● **CHALLENGE**
The records follow. Transcribe only the lines from the line containing "Enumerate this screenshot's text" through the end, both ends included, and leave out the pictures.

** Start **

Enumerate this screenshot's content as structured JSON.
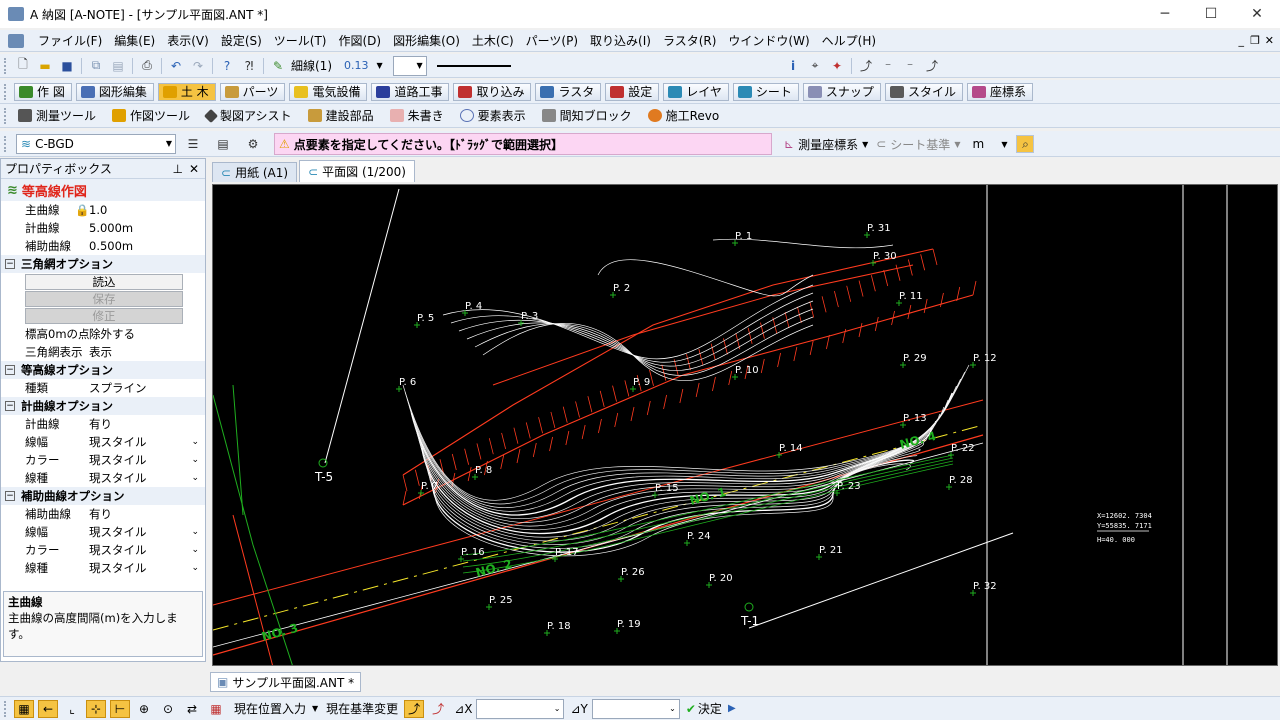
{
  "titlebar": {
    "title": "A 納図 [A-NOTE] - [サンプル平面図.ANT *]",
    "minimize": "─",
    "maximize": "☐",
    "close": "✕"
  },
  "menu": [
    "ファイル(F)",
    "編集(E)",
    "表示(V)",
    "設定(S)",
    "ツール(T)",
    "作図(D)",
    "図形編集(O)",
    "土木(C)",
    "パーツ(P)",
    "取り込み(I)",
    "ラスタ(R)",
    "ウインドウ(W)",
    "ヘルプ(H)"
  ],
  "toolbar1": {
    "linetype": "細線(1)",
    "linewidth": "0.13"
  },
  "tabs_row": [
    "作 図",
    "図形編集",
    "土 木",
    "パーツ",
    "電気設備",
    "道路工事",
    "取り込み",
    "ラスタ",
    "設定",
    "レイヤ",
    "シート",
    "スナップ",
    "スタイル",
    "座標系"
  ],
  "tools_row": [
    "測量ツール",
    "作図ツール",
    "製図アシスト",
    "建設部品",
    "朱書き",
    "要素表示",
    "間知ブロック",
    "施工Revo"
  ],
  "layer_combo": "C-BGD",
  "prompt": "点要素を指定してください。【ﾄﾞﾗｯｸﾞで範囲選択】",
  "coord_system": "測量座標系",
  "sheet_base": "シート基準",
  "unit": "m",
  "propbox": {
    "header": "プロパティボックス",
    "title": "等高線作図",
    "rows_top": [
      {
        "k": "主曲線",
        "v": "1.0"
      },
      {
        "k": "計曲線",
        "v": "5.000m"
      },
      {
        "k": "補助曲線",
        "v": "0.500m"
      }
    ],
    "sec1": "三角網オプション",
    "btn_read": "読込",
    "btn_save": "保存",
    "btn_fix": "修正",
    "rows_tri": [
      {
        "k": "標高0mの点",
        "v": "除外する"
      },
      {
        "k": "三角網表示",
        "v": "表示"
      }
    ],
    "sec2": "等高線オプション",
    "rows_contour": [
      {
        "k": "種類",
        "v": "スプライン"
      }
    ],
    "sec3": "計曲線オプション",
    "rows_keiku": [
      {
        "k": "計曲線",
        "v": "有り"
      },
      {
        "k": "線幅",
        "v": "現スタイル"
      },
      {
        "k": "カラー",
        "v": "現スタイル"
      },
      {
        "k": "線種",
        "v": "現スタイル"
      }
    ],
    "sec4": "補助曲線オプション",
    "rows_hojo": [
      {
        "k": "補助曲線",
        "v": "有り"
      },
      {
        "k": "線幅",
        "v": "現スタイル"
      },
      {
        "k": "カラー",
        "v": "現スタイル"
      },
      {
        "k": "線種",
        "v": "現スタイル"
      }
    ],
    "desc_title": "主曲線",
    "desc_text": "主曲線の高度間隔(m)を入力します。"
  },
  "doc_tabs": [
    "用紙 (A1)",
    "平面図 (1/200)"
  ],
  "doc_file_tab": "サンプル平面図.ANT *",
  "points": [
    "P. 1",
    "P. 2",
    "P. 3",
    "P. 4",
    "P. 5",
    "P. 6",
    "P. 7",
    "P. 8",
    "P. 9",
    "P. 10",
    "P. 11",
    "P. 12",
    "P. 13",
    "P. 14",
    "P. 15",
    "P. 16",
    "P. 17",
    "P. 18",
    "P. 19",
    "P. 20",
    "P. 21",
    "P. 22",
    "P. 23",
    "P. 24",
    "P. 25",
    "P. 26",
    "P. 28",
    "P. 29",
    "P. 30",
    "P. 31",
    "P. 32",
    "T-1",
    "T-5"
  ],
  "road_labels": [
    "NO. 1",
    "NO. 2",
    "NO. 3",
    "NO. 4"
  ],
  "coord_readout": [
    "X=12602. 7304",
    "Y=55835. 7171",
    "H=40. 000"
  ],
  "statusbar": {
    "current_pos": "現在位置入力",
    "base_change": "現在基準変更",
    "dx": "⊿X",
    "dy": "⊿Y",
    "ok": "決定"
  },
  "colors": {
    "contour": "#ffffff",
    "slope": "#ff3b1f",
    "green": "#1fae1f",
    "yellow": "#f5e62a",
    "prompt_bg": "#fcd6f3"
  }
}
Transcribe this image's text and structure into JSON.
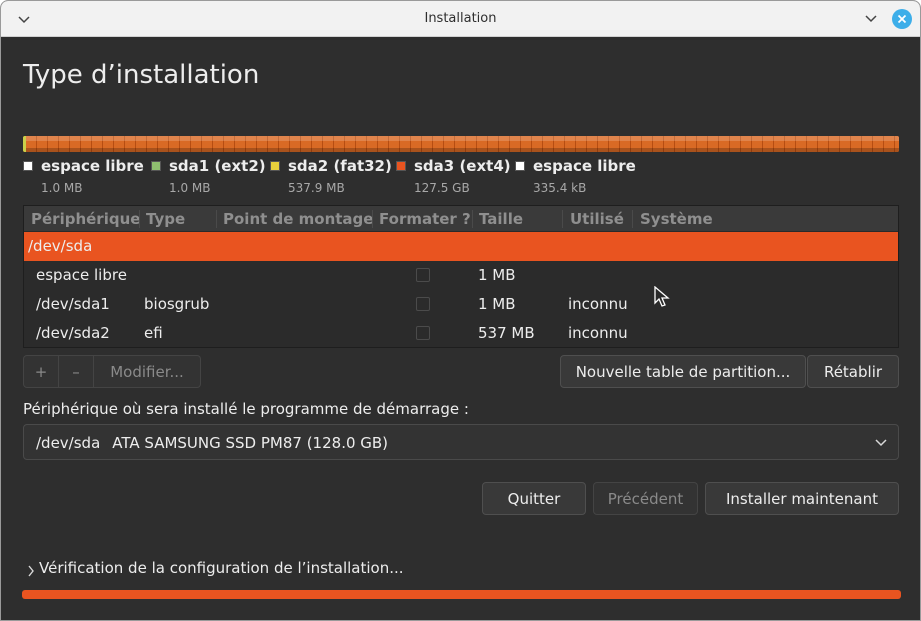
{
  "window": {
    "title": "Installation",
    "menu_icon": "chevron-down-icon",
    "minimize_icon": "chevron-down-icon",
    "close_icon": "close-icon"
  },
  "page": {
    "title": "Type d’installation"
  },
  "colors": {
    "accent": "#e95420",
    "background": "#2e2e2e",
    "sda3": "#e95420",
    "sda1": "#8fbf6f",
    "sda2": "#e8d03c",
    "free": "#ffffff"
  },
  "legend": [
    {
      "label": "espace libre",
      "size": "1.0 MB",
      "color": "#ffffff"
    },
    {
      "label": "sda1 (ext2)",
      "size": "1.0 MB",
      "color": "#8fbf6f"
    },
    {
      "label": "sda2 (fat32)",
      "size": "537.9 MB",
      "color": "#e8d03c"
    },
    {
      "label": "sda3 (ext4)",
      "size": "127.5 GB",
      "color": "#e95420"
    },
    {
      "label": "espace libre",
      "size": "335.4 kB",
      "color": "#ffffff"
    }
  ],
  "table": {
    "columns": [
      "Périphérique",
      "Type",
      "Point de montage",
      "Formater ?",
      "Taille",
      "Utilisé",
      "Système"
    ],
    "rows": [
      {
        "device": "/dev/sda",
        "type": "",
        "mount": "",
        "size": "",
        "used": "",
        "system": ""
      },
      {
        "device": "espace libre",
        "type": "",
        "mount": "",
        "size": "1 MB",
        "used": "",
        "system": ""
      },
      {
        "device": "/dev/sda1",
        "type": "biosgrub",
        "mount": "",
        "size": "1 MB",
        "used": "inconnu",
        "system": ""
      },
      {
        "device": "/dev/sda2",
        "type": "efi",
        "mount": "",
        "size": "537 MB",
        "used": "inconnu",
        "system": ""
      }
    ]
  },
  "toolbar": {
    "add_label": "+",
    "remove_label": "–",
    "modify_label": "Modifier..."
  },
  "buttons": {
    "new_table": "Nouvelle table de partition...",
    "revert": "Rétablir",
    "quit": "Quitter",
    "back": "Précédent",
    "install": "Installer maintenant"
  },
  "bootloader": {
    "label": "Périphérique où sera installé le programme de démarrage :",
    "device": "/dev/sda",
    "description": "ATA SAMSUNG SSD PM87 (128.0 GB)"
  },
  "status": {
    "expander_label": "Vérification de la configuration de l’installation...",
    "progress": 1.0
  }
}
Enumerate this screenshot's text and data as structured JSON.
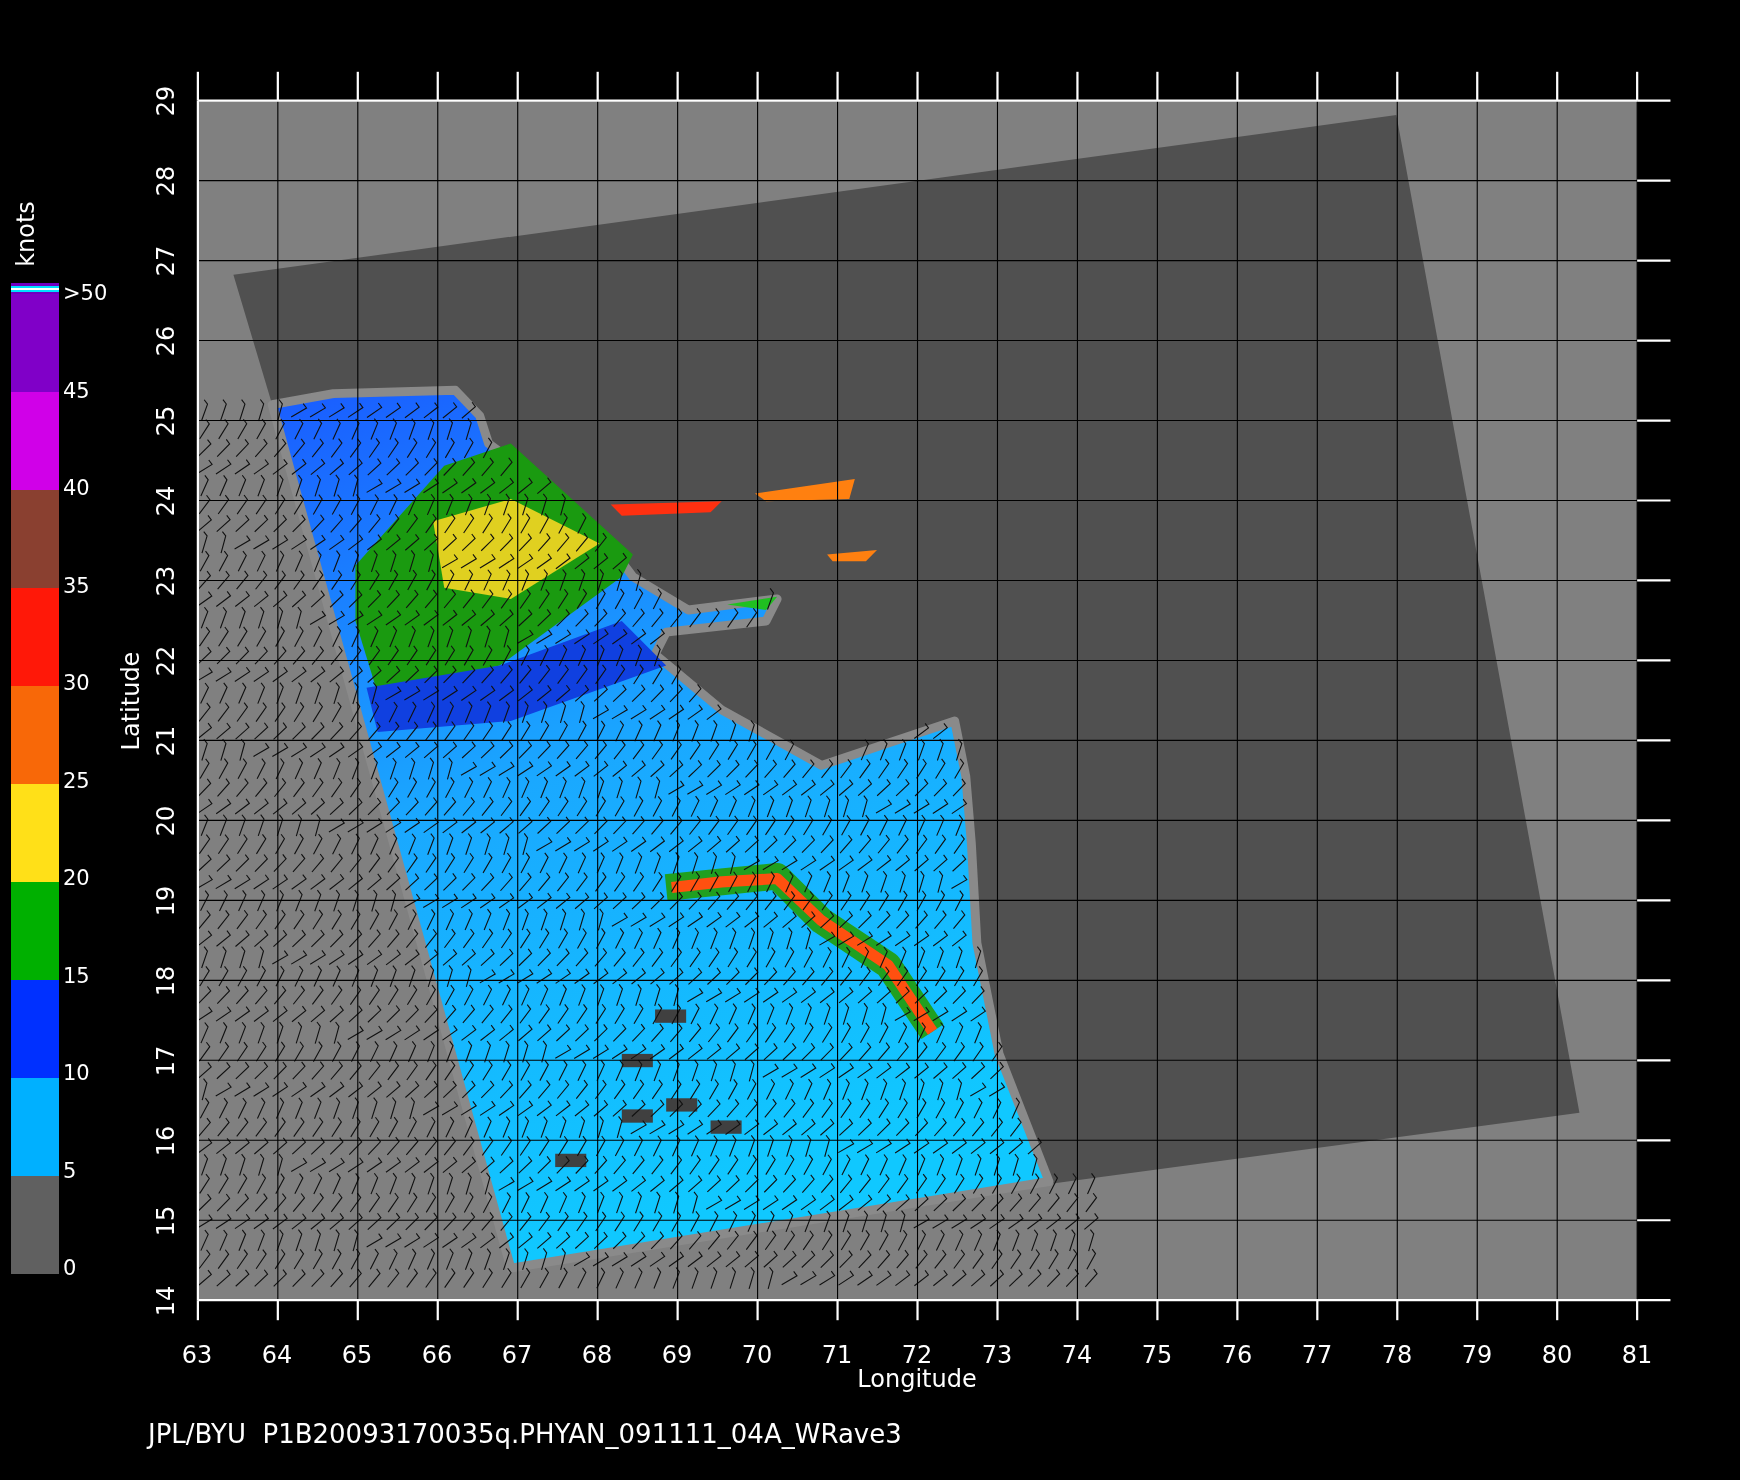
{
  "colorbar": {
    "unit": "knots",
    "segments": [
      {
        "color": "#8000c8"
      },
      {
        "color": "#d000e8"
      },
      {
        "color": "#8a4030"
      },
      {
        "color": "#ff1808"
      },
      {
        "color": "#f86808"
      },
      {
        "color": "#ffe018"
      },
      {
        "color": "#00b000"
      },
      {
        "color": "#0030ff"
      },
      {
        "color": "#00b0ff"
      },
      {
        "color": "#606060"
      }
    ],
    "labels": [
      ">50",
      "45",
      "40",
      "35",
      "30",
      "25",
      "20",
      "15",
      "10",
      "5",
      "0"
    ]
  },
  "map": {
    "latitude_label": "Latitude",
    "longitude_label": "Longitude",
    "latitude_ticks": [
      "29",
      "28",
      "27",
      "26",
      "25",
      "24",
      "23",
      "22",
      "21",
      "20",
      "19",
      "18",
      "17",
      "16",
      "15",
      "14"
    ],
    "longitude_ticks": [
      "63",
      "64",
      "65",
      "66",
      "67",
      "68",
      "69",
      "70",
      "71",
      "72",
      "73",
      "74",
      "75",
      "76",
      "77",
      "78",
      "79",
      "80",
      "81"
    ]
  },
  "footer": "JPL/BYU  P1B20093170035q.PHYAN_091111_04A_WRave3"
}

** End **

● **ANSWER TO THIS TASK**
Enumerate this screenshot's text and data as structured JSON.
{
  "colorbar": {
    "unit": "knots",
    "segments": [
      {
        "color": "#8000c8"
      },
      {
        "color": "#d000e8"
      },
      {
        "color": "#8a4030"
      },
      {
        "color": "#ff1808"
      },
      {
        "color": "#f86808"
      },
      {
        "color": "#ffe018"
      },
      {
        "color": "#00b000"
      },
      {
        "color": "#0030ff"
      },
      {
        "color": "#00b0ff"
      },
      {
        "color": "#606060"
      }
    ],
    "labels": [
      ">50",
      "45",
      "40",
      "35",
      "30",
      "25",
      "20",
      "15",
      "10",
      "5",
      "0"
    ]
  },
  "map": {
    "latitude_label": "Latitude",
    "longitude_label": "Longitude",
    "latitude_ticks": [
      "29",
      "28",
      "27",
      "26",
      "25",
      "24",
      "23",
      "22",
      "21",
      "20",
      "19",
      "18",
      "17",
      "16",
      "15",
      "14"
    ],
    "longitude_ticks": [
      "63",
      "64",
      "65",
      "66",
      "67",
      "68",
      "69",
      "70",
      "71",
      "72",
      "73",
      "74",
      "75",
      "76",
      "77",
      "78",
      "79",
      "80",
      "81"
    ]
  },
  "footer": "JPL/BYU  P1B20093170035q.PHYAN_091111_04A_WRave3"
}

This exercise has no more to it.